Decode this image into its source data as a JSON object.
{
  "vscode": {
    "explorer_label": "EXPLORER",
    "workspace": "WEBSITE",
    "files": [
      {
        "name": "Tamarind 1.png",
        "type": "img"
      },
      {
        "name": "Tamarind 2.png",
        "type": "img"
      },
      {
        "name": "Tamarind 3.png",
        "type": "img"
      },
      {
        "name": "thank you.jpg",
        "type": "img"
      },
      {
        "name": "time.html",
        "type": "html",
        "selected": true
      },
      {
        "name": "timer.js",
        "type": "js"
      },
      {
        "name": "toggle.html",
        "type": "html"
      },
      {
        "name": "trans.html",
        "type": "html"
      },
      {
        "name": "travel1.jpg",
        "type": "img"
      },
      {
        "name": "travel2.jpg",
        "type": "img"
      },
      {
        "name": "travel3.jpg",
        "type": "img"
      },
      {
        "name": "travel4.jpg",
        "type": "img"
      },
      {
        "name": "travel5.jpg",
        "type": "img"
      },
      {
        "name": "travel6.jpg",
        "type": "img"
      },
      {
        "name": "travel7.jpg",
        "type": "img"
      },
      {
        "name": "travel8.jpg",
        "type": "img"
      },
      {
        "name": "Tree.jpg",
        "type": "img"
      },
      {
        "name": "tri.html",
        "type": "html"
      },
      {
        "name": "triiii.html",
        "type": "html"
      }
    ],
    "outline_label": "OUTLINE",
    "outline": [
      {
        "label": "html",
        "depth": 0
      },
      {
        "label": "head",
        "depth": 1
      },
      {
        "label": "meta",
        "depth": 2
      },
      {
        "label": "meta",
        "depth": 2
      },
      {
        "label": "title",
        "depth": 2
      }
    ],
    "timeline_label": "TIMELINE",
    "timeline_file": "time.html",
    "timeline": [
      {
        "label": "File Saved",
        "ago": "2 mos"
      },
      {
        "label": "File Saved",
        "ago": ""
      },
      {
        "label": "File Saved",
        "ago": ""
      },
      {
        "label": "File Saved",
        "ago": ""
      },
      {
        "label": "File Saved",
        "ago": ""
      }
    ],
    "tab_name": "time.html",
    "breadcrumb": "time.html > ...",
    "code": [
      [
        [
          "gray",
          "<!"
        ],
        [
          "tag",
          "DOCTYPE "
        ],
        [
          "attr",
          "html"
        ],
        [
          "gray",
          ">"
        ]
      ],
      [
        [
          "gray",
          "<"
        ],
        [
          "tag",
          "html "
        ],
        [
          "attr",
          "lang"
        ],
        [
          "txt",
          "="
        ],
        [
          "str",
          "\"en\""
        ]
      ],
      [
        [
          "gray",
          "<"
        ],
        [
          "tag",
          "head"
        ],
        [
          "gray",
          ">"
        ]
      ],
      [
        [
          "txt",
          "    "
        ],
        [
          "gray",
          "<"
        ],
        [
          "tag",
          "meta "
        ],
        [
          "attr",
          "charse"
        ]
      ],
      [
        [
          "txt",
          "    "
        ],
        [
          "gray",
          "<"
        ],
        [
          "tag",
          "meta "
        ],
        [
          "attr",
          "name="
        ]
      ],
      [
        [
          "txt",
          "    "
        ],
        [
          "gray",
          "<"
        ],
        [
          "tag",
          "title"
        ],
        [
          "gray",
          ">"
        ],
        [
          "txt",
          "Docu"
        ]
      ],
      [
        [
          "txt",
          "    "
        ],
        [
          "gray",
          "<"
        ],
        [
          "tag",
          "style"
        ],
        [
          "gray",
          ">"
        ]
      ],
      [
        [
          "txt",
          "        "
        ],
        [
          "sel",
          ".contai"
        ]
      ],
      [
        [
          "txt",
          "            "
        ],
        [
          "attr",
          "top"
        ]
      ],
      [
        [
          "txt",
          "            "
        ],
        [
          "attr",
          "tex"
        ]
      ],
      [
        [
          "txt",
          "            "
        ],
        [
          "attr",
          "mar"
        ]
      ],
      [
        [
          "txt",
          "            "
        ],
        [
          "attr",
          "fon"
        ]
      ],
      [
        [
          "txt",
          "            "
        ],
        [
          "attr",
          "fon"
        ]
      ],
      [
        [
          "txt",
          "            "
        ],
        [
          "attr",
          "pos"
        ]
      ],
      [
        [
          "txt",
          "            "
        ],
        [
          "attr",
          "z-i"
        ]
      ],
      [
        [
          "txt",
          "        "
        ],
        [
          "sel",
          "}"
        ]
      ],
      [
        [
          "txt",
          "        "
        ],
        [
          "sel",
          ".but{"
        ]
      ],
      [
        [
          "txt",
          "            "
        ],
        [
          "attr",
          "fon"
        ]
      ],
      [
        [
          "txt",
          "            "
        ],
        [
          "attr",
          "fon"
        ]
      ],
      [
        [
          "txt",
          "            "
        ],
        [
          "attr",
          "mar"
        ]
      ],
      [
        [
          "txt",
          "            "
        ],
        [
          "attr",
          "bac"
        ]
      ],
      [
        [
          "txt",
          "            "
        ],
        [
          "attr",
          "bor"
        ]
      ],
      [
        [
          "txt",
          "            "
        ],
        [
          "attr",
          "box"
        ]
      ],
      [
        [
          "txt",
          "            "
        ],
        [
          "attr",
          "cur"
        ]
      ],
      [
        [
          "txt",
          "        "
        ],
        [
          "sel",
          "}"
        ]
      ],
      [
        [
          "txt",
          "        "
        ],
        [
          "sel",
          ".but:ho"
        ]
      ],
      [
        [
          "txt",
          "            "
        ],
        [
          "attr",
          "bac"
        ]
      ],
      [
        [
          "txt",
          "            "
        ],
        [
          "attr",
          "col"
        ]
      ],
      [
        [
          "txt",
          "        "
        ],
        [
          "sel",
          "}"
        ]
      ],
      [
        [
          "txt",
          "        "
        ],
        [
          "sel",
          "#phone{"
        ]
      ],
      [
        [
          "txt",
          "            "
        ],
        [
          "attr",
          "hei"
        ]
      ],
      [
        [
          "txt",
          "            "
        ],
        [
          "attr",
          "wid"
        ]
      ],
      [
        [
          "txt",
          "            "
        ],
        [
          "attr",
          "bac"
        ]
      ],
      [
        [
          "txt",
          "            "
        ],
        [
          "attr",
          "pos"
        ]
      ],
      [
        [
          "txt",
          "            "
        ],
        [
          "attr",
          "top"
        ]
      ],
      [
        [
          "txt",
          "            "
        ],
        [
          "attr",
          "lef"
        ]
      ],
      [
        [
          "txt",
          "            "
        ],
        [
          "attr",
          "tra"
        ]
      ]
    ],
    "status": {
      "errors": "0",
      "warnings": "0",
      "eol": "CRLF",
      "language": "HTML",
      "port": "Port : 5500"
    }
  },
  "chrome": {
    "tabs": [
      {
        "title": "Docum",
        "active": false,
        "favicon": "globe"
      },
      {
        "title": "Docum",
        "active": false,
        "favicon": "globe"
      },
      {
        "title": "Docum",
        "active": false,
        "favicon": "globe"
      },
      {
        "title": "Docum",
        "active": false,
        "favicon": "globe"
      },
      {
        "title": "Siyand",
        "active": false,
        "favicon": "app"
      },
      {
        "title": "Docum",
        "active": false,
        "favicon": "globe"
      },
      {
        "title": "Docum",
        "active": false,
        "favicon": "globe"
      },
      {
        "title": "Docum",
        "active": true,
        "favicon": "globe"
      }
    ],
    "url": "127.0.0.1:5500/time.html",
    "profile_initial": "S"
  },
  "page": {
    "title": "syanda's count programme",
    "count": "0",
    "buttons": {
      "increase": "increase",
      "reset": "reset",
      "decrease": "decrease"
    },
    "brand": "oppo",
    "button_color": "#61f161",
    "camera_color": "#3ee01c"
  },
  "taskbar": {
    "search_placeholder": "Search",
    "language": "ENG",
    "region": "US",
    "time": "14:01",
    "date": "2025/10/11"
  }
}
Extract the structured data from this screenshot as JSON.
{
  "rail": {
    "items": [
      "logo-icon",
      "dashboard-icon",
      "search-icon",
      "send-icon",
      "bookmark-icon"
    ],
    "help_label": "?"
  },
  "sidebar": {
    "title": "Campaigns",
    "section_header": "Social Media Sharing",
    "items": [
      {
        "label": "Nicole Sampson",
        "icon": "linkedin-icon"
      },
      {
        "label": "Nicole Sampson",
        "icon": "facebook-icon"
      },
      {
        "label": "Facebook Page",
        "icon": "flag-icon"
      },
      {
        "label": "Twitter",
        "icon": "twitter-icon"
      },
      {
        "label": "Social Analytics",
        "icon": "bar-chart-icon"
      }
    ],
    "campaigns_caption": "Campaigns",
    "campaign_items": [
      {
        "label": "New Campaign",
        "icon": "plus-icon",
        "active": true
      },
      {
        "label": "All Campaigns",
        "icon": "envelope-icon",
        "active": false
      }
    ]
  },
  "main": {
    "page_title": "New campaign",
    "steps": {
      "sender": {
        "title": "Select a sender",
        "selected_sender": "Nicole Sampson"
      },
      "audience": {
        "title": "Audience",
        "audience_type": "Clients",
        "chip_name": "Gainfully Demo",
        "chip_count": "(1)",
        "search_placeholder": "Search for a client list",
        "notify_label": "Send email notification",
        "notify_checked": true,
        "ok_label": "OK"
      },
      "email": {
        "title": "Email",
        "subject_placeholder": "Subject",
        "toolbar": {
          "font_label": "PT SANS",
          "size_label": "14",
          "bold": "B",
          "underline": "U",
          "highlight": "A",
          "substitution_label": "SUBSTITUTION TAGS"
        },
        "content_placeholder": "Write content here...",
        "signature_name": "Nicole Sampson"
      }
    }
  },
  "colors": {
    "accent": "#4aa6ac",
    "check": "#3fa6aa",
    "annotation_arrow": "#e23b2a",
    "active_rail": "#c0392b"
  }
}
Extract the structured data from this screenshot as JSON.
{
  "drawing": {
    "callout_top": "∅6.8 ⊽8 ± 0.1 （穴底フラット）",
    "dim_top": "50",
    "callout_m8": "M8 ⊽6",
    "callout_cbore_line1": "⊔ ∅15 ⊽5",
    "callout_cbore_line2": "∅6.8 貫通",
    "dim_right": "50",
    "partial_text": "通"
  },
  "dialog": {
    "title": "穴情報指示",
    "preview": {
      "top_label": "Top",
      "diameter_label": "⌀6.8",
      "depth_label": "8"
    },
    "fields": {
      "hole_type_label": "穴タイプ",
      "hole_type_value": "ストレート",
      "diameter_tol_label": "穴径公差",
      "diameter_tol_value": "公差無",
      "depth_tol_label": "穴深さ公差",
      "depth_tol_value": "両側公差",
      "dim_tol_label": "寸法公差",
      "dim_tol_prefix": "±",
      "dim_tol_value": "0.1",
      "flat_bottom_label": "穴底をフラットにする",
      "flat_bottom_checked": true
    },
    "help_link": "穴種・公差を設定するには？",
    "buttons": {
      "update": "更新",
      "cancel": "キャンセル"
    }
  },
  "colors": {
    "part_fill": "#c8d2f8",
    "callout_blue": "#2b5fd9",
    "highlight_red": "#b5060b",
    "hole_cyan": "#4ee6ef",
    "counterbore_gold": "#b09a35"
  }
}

# # # #

AIM OF THE TASK:
Within the data above, pick out all lines holding the word "Sampson".

TASK OUTPUT:
        "label": "Nicole Sampson",
        "label": "Nicole Sampson",
        "selected_sender": "Nicole Sampson"
        "signature_name": "Nicole Sampson"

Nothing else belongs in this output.